**The data**
* Start *

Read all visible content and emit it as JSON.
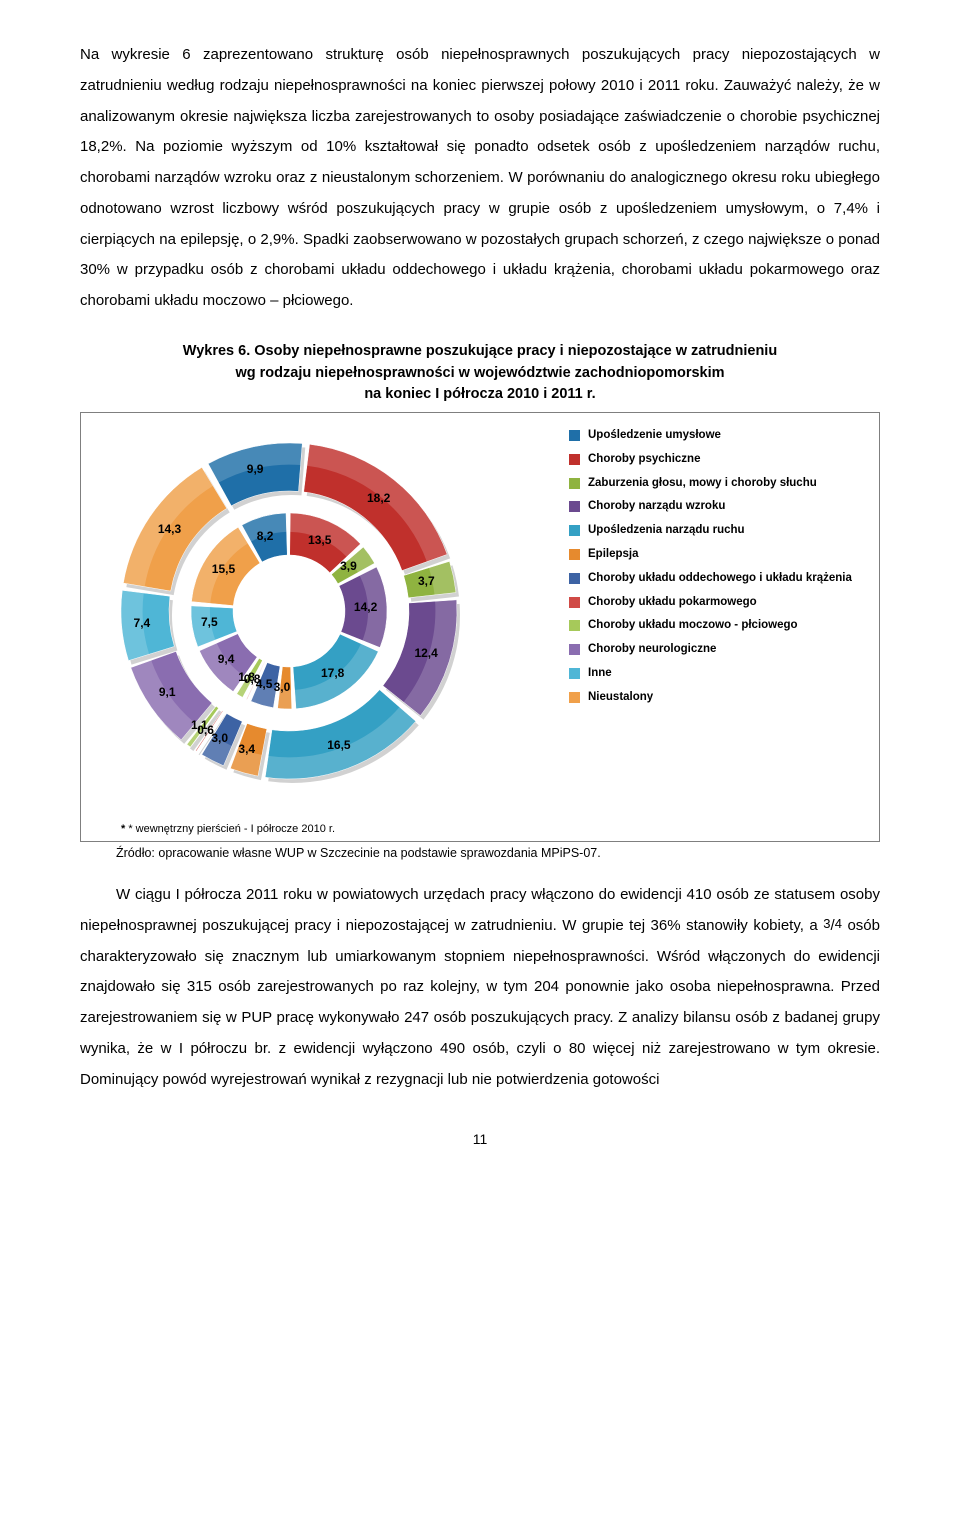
{
  "paragraph1": "Na wykresie 6 zaprezentowano strukturę osób niepełnosprawnych poszukujących pracy niepozostających w zatrudnieniu według rodzaju niepełnosprawności na koniec pierwszej połowy 2010 i 2011 roku. Zauważyć należy, że w analizowanym okresie największa liczba zarejestrowanych to osoby posiadające zaświadczenie o chorobie psychicznej 18,2%. Na poziomie wyższym od 10% kształtował się ponadto odsetek osób z upośledzeniem narządów ruchu, chorobami narządów wzroku oraz z nieustalonym schorzeniem. W porównaniu do analogicznego okresu roku ubiegłego odnotowano wzrost liczbowy wśród poszukujących pracy w grupie osób z upośledzeniem umysłowym, o 7,4% i cierpiących na epilepsję, o 2,9%. Spadki zaobserwowano w pozostałych grupach schorzeń, z czego największe o ponad 30% w przypadku osób z chorobami układu oddechowego i układu krążenia, chorobami układu pokarmowego oraz chorobami układu moczowo – płciowego.",
  "chart_title_l1": "Wykres 6. Osoby niepełnosprawne poszukujące pracy i niepozostające w zatrudnieniu",
  "chart_title_l2": "wg rodzaju niepełnosprawności w województwie zachodniopomorskim",
  "chart_title_l3": "na koniec I półrocza 2010 i 2011 r.",
  "legend": [
    {
      "label": "Upośledzenie umysłowe",
      "color": "#1f6fa8"
    },
    {
      "label": "Choroby psychiczne",
      "color": "#c0302c"
    },
    {
      "label": "Zaburzenia głosu, mowy i choroby słuchu",
      "color": "#8fb340"
    },
    {
      "label": "Choroby narządu wzroku",
      "color": "#6b4a8f"
    },
    {
      "label": "Upośledzenia narządu ruchu",
      "color": "#34a0c4"
    },
    {
      "label": "Epilepsja",
      "color": "#e68a2e"
    },
    {
      "label": "Choroby układu oddechowego i układu krążenia",
      "color": "#3d63a4"
    },
    {
      "label": "Choroby układu pokarmowego",
      "color": "#d04a46"
    },
    {
      "label": "Choroby układu moczowo - płciowego",
      "color": "#a6c95a"
    },
    {
      "label": "Choroby neurologiczne",
      "color": "#8a6db0"
    },
    {
      "label": "Inne",
      "color": "#4fb6d6"
    },
    {
      "label": "Nieustalony",
      "color": "#f0a04a"
    }
  ],
  "inner_ring": {
    "values": [
      8.2,
      13.5,
      3.9,
      14.2,
      17.8,
      3.0,
      4.5,
      0.8,
      1.8,
      9.4,
      7.5,
      15.5
    ],
    "labels": [
      "8,2",
      "13,5",
      "3,9",
      "14,2",
      "17,8",
      "3,0",
      "4,5",
      "0,8",
      "1,8",
      "9,4",
      "7,5",
      "15,5"
    ],
    "colors": [
      "#1f6fa8",
      "#c0302c",
      "#8fb340",
      "#6b4a8f",
      "#34a0c4",
      "#e68a2e",
      "#3d63a4",
      "#d04a46",
      "#a6c95a",
      "#8a6db0",
      "#4fb6d6",
      "#f0a04a"
    ]
  },
  "outer_ring": {
    "values": [
      9.9,
      18.2,
      3.7,
      12.4,
      16.5,
      3.4,
      3.0,
      0.6,
      1.1,
      9.1,
      7.4,
      14.3
    ],
    "labels": [
      "9,9",
      "18,2",
      "3,7",
      "12,4",
      "16,5",
      "3,4",
      "3,0",
      "0,6",
      "1,1",
      "9,1",
      "7,4",
      "14,3"
    ],
    "colors": [
      "#1f6fa8",
      "#c0302c",
      "#8fb340",
      "#6b4a8f",
      "#34a0c4",
      "#e68a2e",
      "#3d63a4",
      "#d04a46",
      "#a6c95a",
      "#8a6db0",
      "#4fb6d6",
      "#f0a04a"
    ]
  },
  "footnote": "* wewnętrzny pierścień -  I półrocze 2010 r.",
  "source": "Źródło: opracowanie własne WUP w Szczecinie na podstawie sprawozdania MPiPS-07.",
  "paragraph2_a": "W ciągu I półrocza 2011 roku w powiatowych urzędach pracy włączono do ewidencji 410 osób ze statusem osoby niepełnosprawnej poszukującej pracy i niepozostającej w zatrudnieniu. W grupie tej 36% stanowiły kobiety, a ",
  "paragraph2_frac_num": "3",
  "paragraph2_frac_den": "4",
  "paragraph2_b": " osób charakteryzowało się znacznym lub umiarkowanym stopniem niepełnosprawności. Wśród włączonych do ewidencji znajdowało się 315 osób zarejestrowanych po raz kolejny, w tym 204 ponownie jako osoba niepełnosprawna. Przed zarejestrowaniem się w PUP pracę wykonywało 247 osób poszukujących pracy. Z analizy bilansu osób z badanej grupy wynika, że w I półroczu br. z ewidencji wyłączono 490 osób, czyli o 80 więcej niż zarejestrowano w tym okresie. Dominujący powód wyrejestrowań wynikał z rezygnacji lub nie potwierdzenia gotowości",
  "page_num": "11"
}
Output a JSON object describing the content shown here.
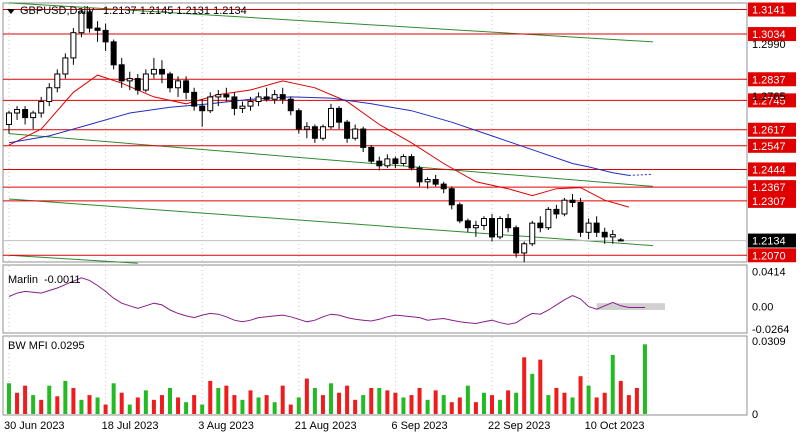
{
  "header": {
    "symbol_line": "GBPUSD,Daily",
    "ohlc": "1.2137 1.2145 1.2131 1.2134"
  },
  "colors": {
    "bull": "#ffffff",
    "bear": "#000000",
    "level_line": "#e00000",
    "level_label_bg": "#e00000",
    "ma_fast": "#e00000",
    "ma_slow": "#1f2fbf",
    "channel": "#2e8b2e",
    "marlin": "#8b1f8b",
    "mfi_up": "#22bb22",
    "mfi_down": "#ee1c1c",
    "grid": "#c8c8c8",
    "current_price_bg": "#000000"
  },
  "chart_data": [
    {
      "name": "price",
      "type": "candlestick",
      "ylim": [
        1.2045,
        1.3165
      ],
      "x_ticks": [
        {
          "label": "30 Jun 2023",
          "i": 0
        },
        {
          "label": "18 Jul 2023",
          "i": 12
        },
        {
          "label": "3 Aug 2023",
          "i": 24
        },
        {
          "label": "21 Aug 2023",
          "i": 36
        },
        {
          "label": "6 Sep 2023",
          "i": 48
        },
        {
          "label": "22 Sep 2023",
          "i": 60
        },
        {
          "label": "10 Oct 2023",
          "i": 72
        }
      ],
      "y_ticks": [
        "1.2990",
        "1.2765"
      ],
      "levels": [
        "1.3141",
        "1.3034",
        "1.2837",
        "1.2745",
        "1.2617",
        "1.2547",
        "1.2444",
        "1.2367",
        "1.2307",
        "1.2070"
      ],
      "current_price": "1.2134",
      "candles": [
        [
          1.264,
          1.27,
          1.26,
          1.269
        ],
        [
          1.269,
          1.272,
          1.266,
          1.2705
        ],
        [
          1.2705,
          1.272,
          1.264,
          1.267
        ],
        [
          1.267,
          1.27,
          1.262,
          1.269
        ],
        [
          1.269,
          1.276,
          1.267,
          1.274
        ],
        [
          1.274,
          1.282,
          1.272,
          1.28
        ],
        [
          1.28,
          1.288,
          1.278,
          1.286
        ],
        [
          1.286,
          1.295,
          1.284,
          1.293
        ],
        [
          1.293,
          1.306,
          1.29,
          1.304
        ],
        [
          1.304,
          1.3145,
          1.302,
          1.313
        ],
        [
          1.313,
          1.3142,
          1.304,
          1.306
        ],
        [
          1.306,
          1.309,
          1.3,
          1.305
        ],
        [
          1.305,
          1.308,
          1.296,
          1.3
        ],
        [
          1.3,
          1.301,
          1.288,
          1.29
        ],
        [
          1.29,
          1.293,
          1.28,
          1.283
        ],
        [
          1.283,
          1.287,
          1.279,
          1.284
        ],
        [
          1.284,
          1.286,
          1.277,
          1.279
        ],
        [
          1.279,
          1.288,
          1.278,
          1.286
        ],
        [
          1.286,
          1.293,
          1.284,
          1.288
        ],
        [
          1.288,
          1.292,
          1.282,
          1.286
        ],
        [
          1.286,
          1.287,
          1.278,
          1.28
        ],
        [
          1.28,
          1.285,
          1.276,
          1.283
        ],
        [
          1.283,
          1.285,
          1.275,
          1.278
        ],
        [
          1.278,
          1.28,
          1.27,
          1.272
        ],
        [
          1.272,
          1.275,
          1.263,
          1.27
        ],
        [
          1.27,
          1.278,
          1.269,
          1.276
        ],
        [
          1.276,
          1.279,
          1.272,
          1.277
        ],
        [
          1.277,
          1.28,
          1.274,
          1.276
        ],
        [
          1.276,
          1.278,
          1.268,
          1.271
        ],
        [
          1.271,
          1.274,
          1.269,
          1.272
        ],
        [
          1.272,
          1.276,
          1.27,
          1.274
        ],
        [
          1.274,
          1.278,
          1.272,
          1.276
        ],
        [
          1.276,
          1.28,
          1.274,
          1.275
        ],
        [
          1.275,
          1.279,
          1.273,
          1.277
        ],
        [
          1.277,
          1.28,
          1.273,
          1.275
        ],
        [
          1.275,
          1.276,
          1.268,
          1.27
        ],
        [
          1.27,
          1.271,
          1.26,
          1.262
        ],
        [
          1.262,
          1.265,
          1.258,
          1.263
        ],
        [
          1.263,
          1.264,
          1.256,
          1.258
        ],
        [
          1.258,
          1.264,
          1.257,
          1.263
        ],
        [
          1.263,
          1.273,
          1.262,
          1.271
        ],
        [
          1.271,
          1.272,
          1.262,
          1.265
        ],
        [
          1.265,
          1.266,
          1.256,
          1.258
        ],
        [
          1.258,
          1.264,
          1.257,
          1.262
        ],
        [
          1.262,
          1.263,
          1.252,
          1.254
        ],
        [
          1.254,
          1.255,
          1.247,
          1.248
        ],
        [
          1.248,
          1.25,
          1.244,
          1.246
        ],
        [
          1.246,
          1.251,
          1.245,
          1.249
        ],
        [
          1.249,
          1.25,
          1.245,
          1.247
        ],
        [
          1.247,
          1.251,
          1.246,
          1.25
        ],
        [
          1.25,
          1.251,
          1.244,
          1.245
        ],
        [
          1.245,
          1.246,
          1.237,
          1.239
        ],
        [
          1.239,
          1.241,
          1.236,
          1.24
        ],
        [
          1.24,
          1.242,
          1.237,
          1.238
        ],
        [
          1.238,
          1.239,
          1.234,
          1.236
        ],
        [
          1.236,
          1.237,
          1.227,
          1.229
        ],
        [
          1.229,
          1.23,
          1.221,
          1.222
        ],
        [
          1.222,
          1.223,
          1.217,
          1.219
        ],
        [
          1.219,
          1.222,
          1.215,
          1.22
        ],
        [
          1.22,
          1.224,
          1.218,
          1.223
        ],
        [
          1.223,
          1.225,
          1.213,
          1.215
        ],
        [
          1.215,
          1.224,
          1.214,
          1.223
        ],
        [
          1.223,
          1.225,
          1.217,
          1.219
        ],
        [
          1.219,
          1.22,
          1.206,
          1.208
        ],
        [
          1.208,
          1.213,
          1.204,
          1.212
        ],
        [
          1.212,
          1.222,
          1.211,
          1.221
        ],
        [
          1.221,
          1.224,
          1.217,
          1.219
        ],
        [
          1.219,
          1.228,
          1.218,
          1.227
        ],
        [
          1.227,
          1.229,
          1.223,
          1.225
        ],
        [
          1.225,
          1.232,
          1.224,
          1.231
        ],
        [
          1.231,
          1.2337,
          1.228,
          1.23
        ],
        [
          1.23,
          1.232,
          1.215,
          1.217
        ],
        [
          1.217,
          1.223,
          1.214,
          1.221
        ],
        [
          1.221,
          1.224,
          1.215,
          1.217
        ],
        [
          1.217,
          1.219,
          1.212,
          1.215
        ],
        [
          1.215,
          1.218,
          1.212,
          1.216
        ],
        [
          1.2137,
          1.2145,
          1.2131,
          1.2134
        ]
      ],
      "series": [
        {
          "id": "ma_fast",
          "x": [
            0,
            4,
            8,
            11,
            14,
            18,
            22,
            26,
            30,
            34,
            38,
            42,
            46,
            50,
            54,
            58,
            62,
            65,
            68,
            71,
            74,
            77
          ],
          "y": [
            1.255,
            1.262,
            1.278,
            1.2855,
            1.282,
            1.276,
            1.273,
            1.277,
            1.279,
            1.283,
            1.28,
            1.274,
            1.264,
            1.256,
            1.247,
            1.239,
            1.236,
            1.233,
            1.236,
            1.2365,
            1.231,
            1.228
          ]
        },
        {
          "id": "ma_slow",
          "x": [
            0,
            5,
            10,
            15,
            20,
            25,
            30,
            35,
            40,
            45,
            50,
            55,
            60,
            65,
            70,
            72,
            75,
            77
          ],
          "y": [
            1.256,
            1.259,
            1.264,
            1.269,
            1.2715,
            1.273,
            1.275,
            1.276,
            1.2755,
            1.273,
            1.27,
            1.265,
            1.259,
            1.253,
            1.247,
            1.2455,
            1.243,
            1.2418
          ]
        }
      ],
      "channel_lines": [
        {
          "x": [
            0,
            80
          ],
          "y": [
            1.317,
            1.3
          ]
        },
        {
          "x": [
            0,
            80
          ],
          "y": [
            1.26,
            1.237
          ]
        },
        {
          "x": [
            0,
            80
          ],
          "y": [
            1.2315,
            1.2112
          ]
        },
        {
          "x": [
            0,
            16
          ],
          "y": [
            1.207,
            1.2035
          ]
        }
      ]
    },
    {
      "name": "marlin",
      "type": "line",
      "title": "Marlin",
      "value_label": "-0.0011",
      "ylim": [
        -0.03,
        0.048
      ],
      "y_ticks": [
        "0.0414",
        "0.00",
        "-0.0264"
      ],
      "values": [
        0.012,
        0.016,
        0.018,
        0.017,
        0.016,
        0.019,
        0.022,
        0.026,
        0.03,
        0.034,
        0.031,
        0.025,
        0.018,
        0.01,
        0.004,
        0.001,
        -0.002,
        0.001,
        0.004,
        0.002,
        -0.004,
        -0.008,
        -0.011,
        -0.013,
        -0.01,
        -0.008,
        -0.009,
        -0.012,
        -0.016,
        -0.018,
        -0.016,
        -0.013,
        -0.012,
        -0.011,
        -0.01,
        -0.012,
        -0.015,
        -0.018,
        -0.016,
        -0.012,
        -0.009,
        -0.01,
        -0.013,
        -0.015,
        -0.016,
        -0.017,
        -0.015,
        -0.012,
        -0.01,
        -0.011,
        -0.012,
        -0.013,
        -0.016,
        -0.015,
        -0.014,
        -0.016,
        -0.018,
        -0.019,
        -0.02,
        -0.018,
        -0.016,
        -0.019,
        -0.021,
        -0.019,
        -0.013,
        -0.008,
        -0.009,
        -0.004,
        0.002,
        0.008,
        0.013,
        0.009,
        0.0,
        -0.003,
        0.001,
        0.005,
        0.001,
        -0.001,
        -0.001,
        -0.0011
      ],
      "band": {
        "x": [
          73,
          85
        ],
        "y": [
          -0.004,
          0.004
        ]
      }
    },
    {
      "name": "bw_mfi",
      "type": "bar",
      "title": "BW MFI",
      "value_label": "0.0295",
      "ylim": [
        0,
        0.0309
      ],
      "y_ticks": [
        "0.0309",
        "0"
      ],
      "values": [
        0.013,
        0.009,
        0.012,
        0.008,
        0.006,
        0.012,
        0.0075,
        0.014,
        0.011,
        0.006,
        0.008,
        0.007,
        0.004,
        0.013,
        0.009,
        0.004,
        0.007,
        0.01,
        0.006,
        0.008,
        0.011,
        0.007,
        0.005,
        0.008,
        0.004,
        0.014,
        0.011,
        0.012,
        0.008,
        0.006,
        0.01,
        0.007,
        0.008,
        0.005,
        0.012,
        0.004,
        0.007,
        0.015,
        0.011,
        0.008,
        0.013,
        0.009,
        0.012,
        0.006,
        0.008,
        0.011,
        0.011,
        0.01,
        0.009,
        0.007,
        0.008,
        0.011,
        0.006,
        0.01,
        0.008,
        0.005,
        0.007,
        0.012,
        0.005,
        0.009,
        0.008,
        0.006,
        0.01,
        0.009,
        0.024,
        0.017,
        0.023,
        0.008,
        0.011,
        0.009,
        0.007,
        0.016,
        0.012,
        0.007,
        0.009,
        0.025,
        0.014,
        0.008,
        0.011,
        0.0295
      ],
      "colors_seq": "GRRGRGRGRGRGRGRGRGRRGRGRGRGRRGRGRGRRGRGRGRRRGRGRRGRRGRGRRGRGRGRGRGRGRRGRGRRGRRRG"
    }
  ]
}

* End *

**Work to be completed**
Find the word "content" in the data and copy out each line where it turns up.

**Response for this exercise**
Read all visible content and emit it as JSON.
Output a JSON object describing the content shown here.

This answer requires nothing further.